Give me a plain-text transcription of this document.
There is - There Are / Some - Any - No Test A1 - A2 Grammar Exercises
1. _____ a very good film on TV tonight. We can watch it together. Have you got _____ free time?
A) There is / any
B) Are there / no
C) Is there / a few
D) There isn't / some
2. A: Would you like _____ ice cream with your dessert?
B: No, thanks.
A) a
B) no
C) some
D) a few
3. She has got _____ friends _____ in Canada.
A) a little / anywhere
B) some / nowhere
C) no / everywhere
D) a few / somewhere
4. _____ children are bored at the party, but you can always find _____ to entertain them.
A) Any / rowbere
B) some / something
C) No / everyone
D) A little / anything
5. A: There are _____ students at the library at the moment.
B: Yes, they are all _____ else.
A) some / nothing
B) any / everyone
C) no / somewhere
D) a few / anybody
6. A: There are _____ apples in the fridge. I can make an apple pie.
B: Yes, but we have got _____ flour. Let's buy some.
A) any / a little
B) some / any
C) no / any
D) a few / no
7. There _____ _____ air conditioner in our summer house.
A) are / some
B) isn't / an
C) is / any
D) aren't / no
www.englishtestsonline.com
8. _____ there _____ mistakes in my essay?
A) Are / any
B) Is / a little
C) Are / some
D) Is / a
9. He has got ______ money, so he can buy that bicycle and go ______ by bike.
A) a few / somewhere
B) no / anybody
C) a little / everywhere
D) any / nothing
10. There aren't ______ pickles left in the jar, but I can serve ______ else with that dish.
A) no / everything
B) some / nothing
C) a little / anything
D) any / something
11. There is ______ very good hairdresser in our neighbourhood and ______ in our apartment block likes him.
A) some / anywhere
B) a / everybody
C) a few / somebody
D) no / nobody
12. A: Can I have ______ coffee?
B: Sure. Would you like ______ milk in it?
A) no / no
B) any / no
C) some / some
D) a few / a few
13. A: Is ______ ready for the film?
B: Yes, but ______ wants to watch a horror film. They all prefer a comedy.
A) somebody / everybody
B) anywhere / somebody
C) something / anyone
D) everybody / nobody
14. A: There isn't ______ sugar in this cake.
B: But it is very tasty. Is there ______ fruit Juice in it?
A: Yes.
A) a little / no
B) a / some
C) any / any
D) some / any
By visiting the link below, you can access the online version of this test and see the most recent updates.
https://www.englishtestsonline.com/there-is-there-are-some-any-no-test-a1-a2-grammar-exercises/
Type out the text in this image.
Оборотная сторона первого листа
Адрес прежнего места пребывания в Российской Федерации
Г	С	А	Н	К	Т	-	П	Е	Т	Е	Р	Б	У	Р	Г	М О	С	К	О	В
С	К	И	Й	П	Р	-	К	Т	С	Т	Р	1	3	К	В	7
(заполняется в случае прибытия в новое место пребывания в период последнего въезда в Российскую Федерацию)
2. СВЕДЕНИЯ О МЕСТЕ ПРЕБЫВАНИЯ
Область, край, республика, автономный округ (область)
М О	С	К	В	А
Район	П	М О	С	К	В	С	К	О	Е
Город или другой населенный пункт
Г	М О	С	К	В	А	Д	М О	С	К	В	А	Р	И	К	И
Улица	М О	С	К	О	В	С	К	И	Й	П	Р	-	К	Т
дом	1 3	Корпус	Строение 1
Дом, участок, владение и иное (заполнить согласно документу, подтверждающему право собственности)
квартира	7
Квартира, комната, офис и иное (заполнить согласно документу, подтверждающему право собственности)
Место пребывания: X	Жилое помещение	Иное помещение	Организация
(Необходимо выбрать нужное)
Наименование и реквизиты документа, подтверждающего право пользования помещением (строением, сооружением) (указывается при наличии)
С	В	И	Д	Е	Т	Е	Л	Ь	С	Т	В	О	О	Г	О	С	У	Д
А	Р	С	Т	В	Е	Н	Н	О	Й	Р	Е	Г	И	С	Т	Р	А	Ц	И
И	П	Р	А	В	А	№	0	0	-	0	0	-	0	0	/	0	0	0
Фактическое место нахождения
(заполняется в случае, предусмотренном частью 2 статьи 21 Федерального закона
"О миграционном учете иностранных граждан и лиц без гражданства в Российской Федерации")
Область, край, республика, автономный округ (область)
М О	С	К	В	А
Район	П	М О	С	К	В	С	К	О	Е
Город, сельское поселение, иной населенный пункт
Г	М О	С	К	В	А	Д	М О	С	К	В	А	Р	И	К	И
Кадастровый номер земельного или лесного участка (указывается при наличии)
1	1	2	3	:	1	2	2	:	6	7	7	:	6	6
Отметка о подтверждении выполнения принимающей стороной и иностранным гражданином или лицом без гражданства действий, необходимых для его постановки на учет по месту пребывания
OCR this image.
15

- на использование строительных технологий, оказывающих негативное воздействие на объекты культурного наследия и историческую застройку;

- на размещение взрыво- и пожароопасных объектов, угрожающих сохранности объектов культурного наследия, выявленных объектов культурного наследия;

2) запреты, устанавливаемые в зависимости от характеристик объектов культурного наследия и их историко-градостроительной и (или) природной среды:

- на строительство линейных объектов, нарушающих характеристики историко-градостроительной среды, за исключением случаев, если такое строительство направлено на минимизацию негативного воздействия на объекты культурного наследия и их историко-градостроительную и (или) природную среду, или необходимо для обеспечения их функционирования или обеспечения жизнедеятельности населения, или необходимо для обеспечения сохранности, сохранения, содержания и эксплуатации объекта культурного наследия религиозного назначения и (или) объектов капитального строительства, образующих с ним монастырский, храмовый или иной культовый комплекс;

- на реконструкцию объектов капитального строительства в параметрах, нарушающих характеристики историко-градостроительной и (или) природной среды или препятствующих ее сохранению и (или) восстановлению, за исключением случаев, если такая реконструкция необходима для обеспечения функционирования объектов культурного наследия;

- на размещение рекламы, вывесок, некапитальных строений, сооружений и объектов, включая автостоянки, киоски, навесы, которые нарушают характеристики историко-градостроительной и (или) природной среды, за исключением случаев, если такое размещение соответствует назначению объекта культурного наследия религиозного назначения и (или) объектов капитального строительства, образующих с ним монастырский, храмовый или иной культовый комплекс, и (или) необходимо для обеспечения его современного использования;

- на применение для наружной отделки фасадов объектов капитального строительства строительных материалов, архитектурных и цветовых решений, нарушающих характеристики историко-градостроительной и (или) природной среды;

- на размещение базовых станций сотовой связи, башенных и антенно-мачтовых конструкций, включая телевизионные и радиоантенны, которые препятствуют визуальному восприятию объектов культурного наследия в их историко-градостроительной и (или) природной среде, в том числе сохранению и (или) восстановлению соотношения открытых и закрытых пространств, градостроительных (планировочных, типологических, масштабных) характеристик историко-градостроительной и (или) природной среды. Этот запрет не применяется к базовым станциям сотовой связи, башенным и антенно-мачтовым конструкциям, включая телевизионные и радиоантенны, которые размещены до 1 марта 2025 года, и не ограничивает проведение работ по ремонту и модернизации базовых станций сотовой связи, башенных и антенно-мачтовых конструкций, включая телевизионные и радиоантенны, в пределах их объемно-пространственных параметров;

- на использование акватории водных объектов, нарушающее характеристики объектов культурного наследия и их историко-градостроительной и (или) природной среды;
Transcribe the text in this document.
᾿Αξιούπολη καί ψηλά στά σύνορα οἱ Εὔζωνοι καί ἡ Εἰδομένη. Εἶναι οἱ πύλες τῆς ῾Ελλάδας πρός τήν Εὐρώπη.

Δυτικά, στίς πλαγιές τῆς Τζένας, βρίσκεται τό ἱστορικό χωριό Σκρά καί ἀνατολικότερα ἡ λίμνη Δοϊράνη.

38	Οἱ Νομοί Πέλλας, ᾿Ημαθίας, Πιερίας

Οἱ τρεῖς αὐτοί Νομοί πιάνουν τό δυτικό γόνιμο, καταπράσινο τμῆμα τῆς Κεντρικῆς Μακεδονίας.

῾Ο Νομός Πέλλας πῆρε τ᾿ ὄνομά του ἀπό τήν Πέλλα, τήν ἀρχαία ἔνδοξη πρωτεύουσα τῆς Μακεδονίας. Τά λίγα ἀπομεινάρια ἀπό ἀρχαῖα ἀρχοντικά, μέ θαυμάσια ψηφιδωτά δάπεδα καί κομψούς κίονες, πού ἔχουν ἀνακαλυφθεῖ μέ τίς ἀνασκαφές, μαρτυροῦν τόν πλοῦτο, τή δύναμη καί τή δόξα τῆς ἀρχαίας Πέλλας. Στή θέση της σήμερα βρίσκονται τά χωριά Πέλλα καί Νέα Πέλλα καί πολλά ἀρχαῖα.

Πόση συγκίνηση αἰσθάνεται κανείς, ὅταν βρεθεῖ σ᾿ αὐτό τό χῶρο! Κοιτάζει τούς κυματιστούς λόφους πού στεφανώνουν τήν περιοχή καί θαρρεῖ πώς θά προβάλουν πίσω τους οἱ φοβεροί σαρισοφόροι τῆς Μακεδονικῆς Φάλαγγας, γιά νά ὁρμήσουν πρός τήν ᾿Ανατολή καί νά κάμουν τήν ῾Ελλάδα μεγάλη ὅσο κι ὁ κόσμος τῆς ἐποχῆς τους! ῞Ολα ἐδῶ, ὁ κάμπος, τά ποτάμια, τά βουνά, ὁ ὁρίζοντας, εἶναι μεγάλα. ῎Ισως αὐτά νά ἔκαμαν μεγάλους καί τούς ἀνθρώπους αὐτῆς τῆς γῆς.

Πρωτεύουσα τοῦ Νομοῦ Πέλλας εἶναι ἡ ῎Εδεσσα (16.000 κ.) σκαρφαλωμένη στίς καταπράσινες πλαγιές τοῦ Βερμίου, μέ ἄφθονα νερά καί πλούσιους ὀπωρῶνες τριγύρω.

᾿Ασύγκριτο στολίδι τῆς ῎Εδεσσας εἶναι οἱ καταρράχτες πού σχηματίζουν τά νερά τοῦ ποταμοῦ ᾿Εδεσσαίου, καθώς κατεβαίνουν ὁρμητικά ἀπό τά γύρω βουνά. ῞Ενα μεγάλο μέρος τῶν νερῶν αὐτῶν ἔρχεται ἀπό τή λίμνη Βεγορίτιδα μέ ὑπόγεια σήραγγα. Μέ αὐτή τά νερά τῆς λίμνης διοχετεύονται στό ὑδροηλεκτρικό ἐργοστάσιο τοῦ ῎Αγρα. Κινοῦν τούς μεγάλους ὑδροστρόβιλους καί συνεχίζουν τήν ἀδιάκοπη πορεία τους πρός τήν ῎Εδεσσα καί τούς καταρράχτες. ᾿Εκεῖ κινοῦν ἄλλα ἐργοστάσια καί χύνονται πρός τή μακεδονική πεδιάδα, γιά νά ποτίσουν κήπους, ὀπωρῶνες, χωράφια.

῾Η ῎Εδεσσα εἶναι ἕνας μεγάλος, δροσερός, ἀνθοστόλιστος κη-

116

# WHAT THE TASK REQUIRES
Copy each line above that contains the string "иной".

# COMPLETED EXERCISE
Город, сельское поселение, иной населенный пункт
- на строительство линейных объектов, нарушающих характеристики историко-градостроительной среды, за исключением случаев, если такое строительство направлено на минимизацию негативного воздействия на объекты культурного наследия и их историко-градостроительную и (или) природную среду, или необходимо для обеспечения их функционирования или обеспечения жизнедеятельности населения, или необходимо для обеспечения сохранности, сохранения, содержания и эксплуатации объекта культурного наследия религиозного назначения и (или) объектов капитального строительства, образующих с ним монастырский, храмовый или иной культовый комплекс;
- на размещение рекламы, вывесок, некапитальных строений, сооружений и объектов, включая автостоянки, киоски, навесы, которые нарушают характеристики историко-градостроительной и (или) природной среды, за исключением случаев, если такое размещение соответствует назначению объекта культурного наследия религиозного назначения и (или) объектов капитального строительства, образующих с ним монастырский, храмовый или иной культовый комплекс, и (или) необходимо для обеспечения его современного использования;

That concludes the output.